_Required work_
Gather each line containing the string "jest" from these entries.

_Data rows_
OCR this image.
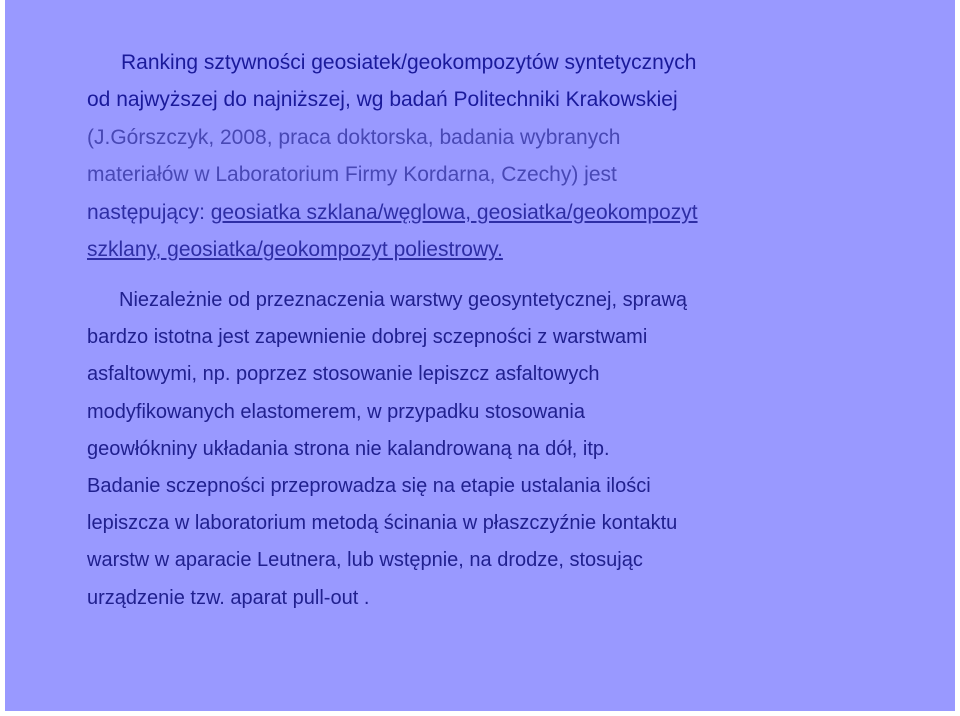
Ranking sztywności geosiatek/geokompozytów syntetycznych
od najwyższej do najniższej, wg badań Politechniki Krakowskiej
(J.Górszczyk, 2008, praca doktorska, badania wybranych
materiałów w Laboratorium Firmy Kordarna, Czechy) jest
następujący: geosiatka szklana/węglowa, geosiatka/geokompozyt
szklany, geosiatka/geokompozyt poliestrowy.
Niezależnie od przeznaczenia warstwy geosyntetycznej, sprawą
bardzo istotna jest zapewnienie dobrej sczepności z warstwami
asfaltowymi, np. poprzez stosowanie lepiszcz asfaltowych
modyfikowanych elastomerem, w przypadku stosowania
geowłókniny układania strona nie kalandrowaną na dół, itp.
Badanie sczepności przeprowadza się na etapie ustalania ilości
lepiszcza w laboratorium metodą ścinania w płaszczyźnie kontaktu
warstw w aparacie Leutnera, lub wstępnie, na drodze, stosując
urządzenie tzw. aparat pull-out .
* * *
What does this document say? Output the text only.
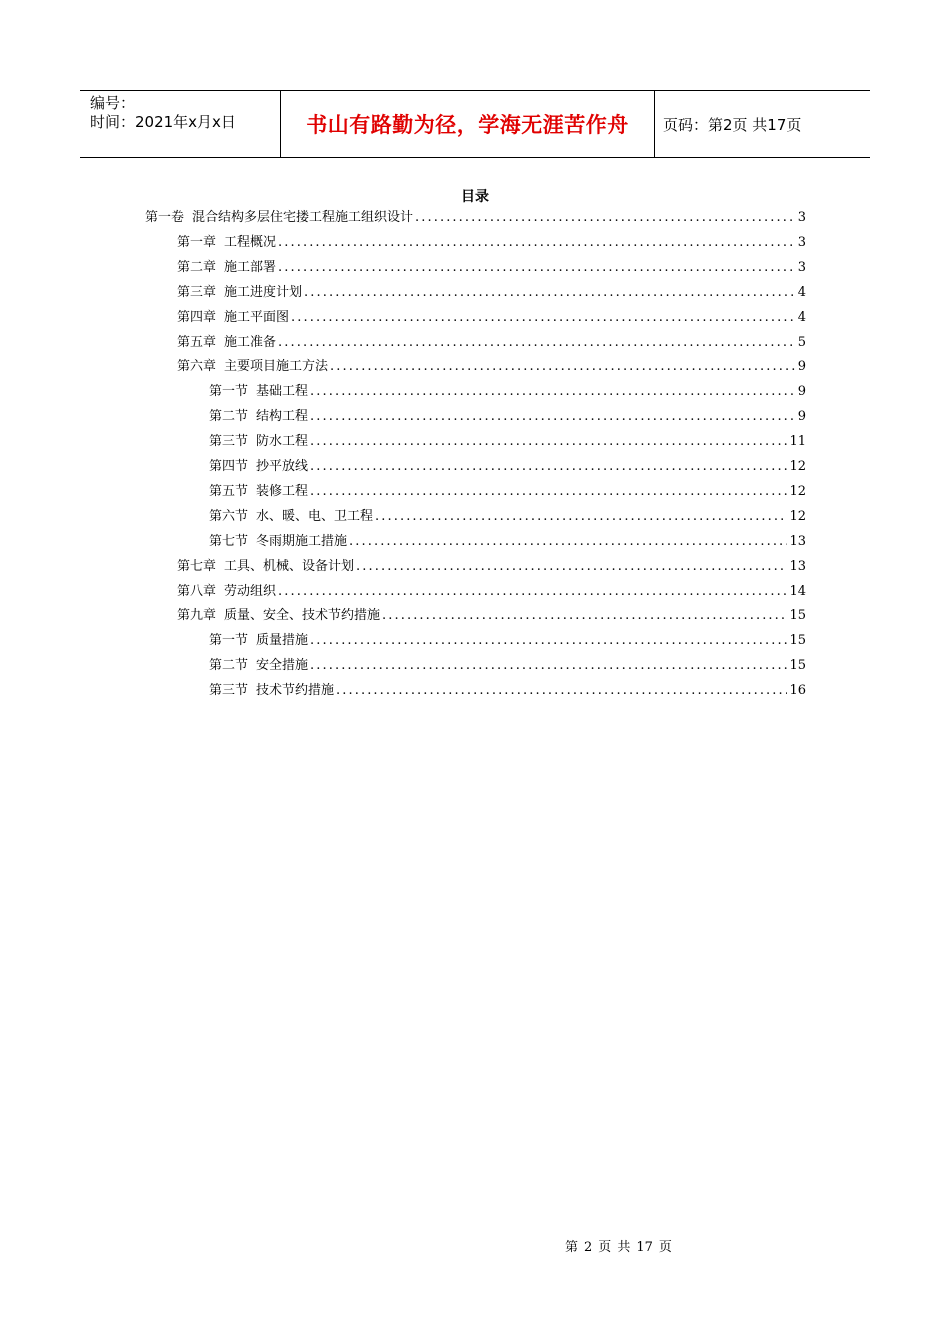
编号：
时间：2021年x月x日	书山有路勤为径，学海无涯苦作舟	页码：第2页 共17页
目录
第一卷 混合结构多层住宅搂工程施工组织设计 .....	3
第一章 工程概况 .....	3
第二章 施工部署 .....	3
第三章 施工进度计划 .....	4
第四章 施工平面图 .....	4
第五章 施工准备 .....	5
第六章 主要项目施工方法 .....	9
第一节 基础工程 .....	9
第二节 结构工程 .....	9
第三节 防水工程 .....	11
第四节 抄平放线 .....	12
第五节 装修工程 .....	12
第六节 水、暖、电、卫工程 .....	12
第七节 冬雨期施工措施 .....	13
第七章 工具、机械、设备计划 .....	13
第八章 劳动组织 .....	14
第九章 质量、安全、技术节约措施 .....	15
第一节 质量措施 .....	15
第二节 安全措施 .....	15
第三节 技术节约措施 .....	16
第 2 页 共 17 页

_Response_
materiałów w Laboratorium Firmy Kordarna, Czechy) jest
bardzo istotna jest zapewnienie dobrej sczepności z warstwami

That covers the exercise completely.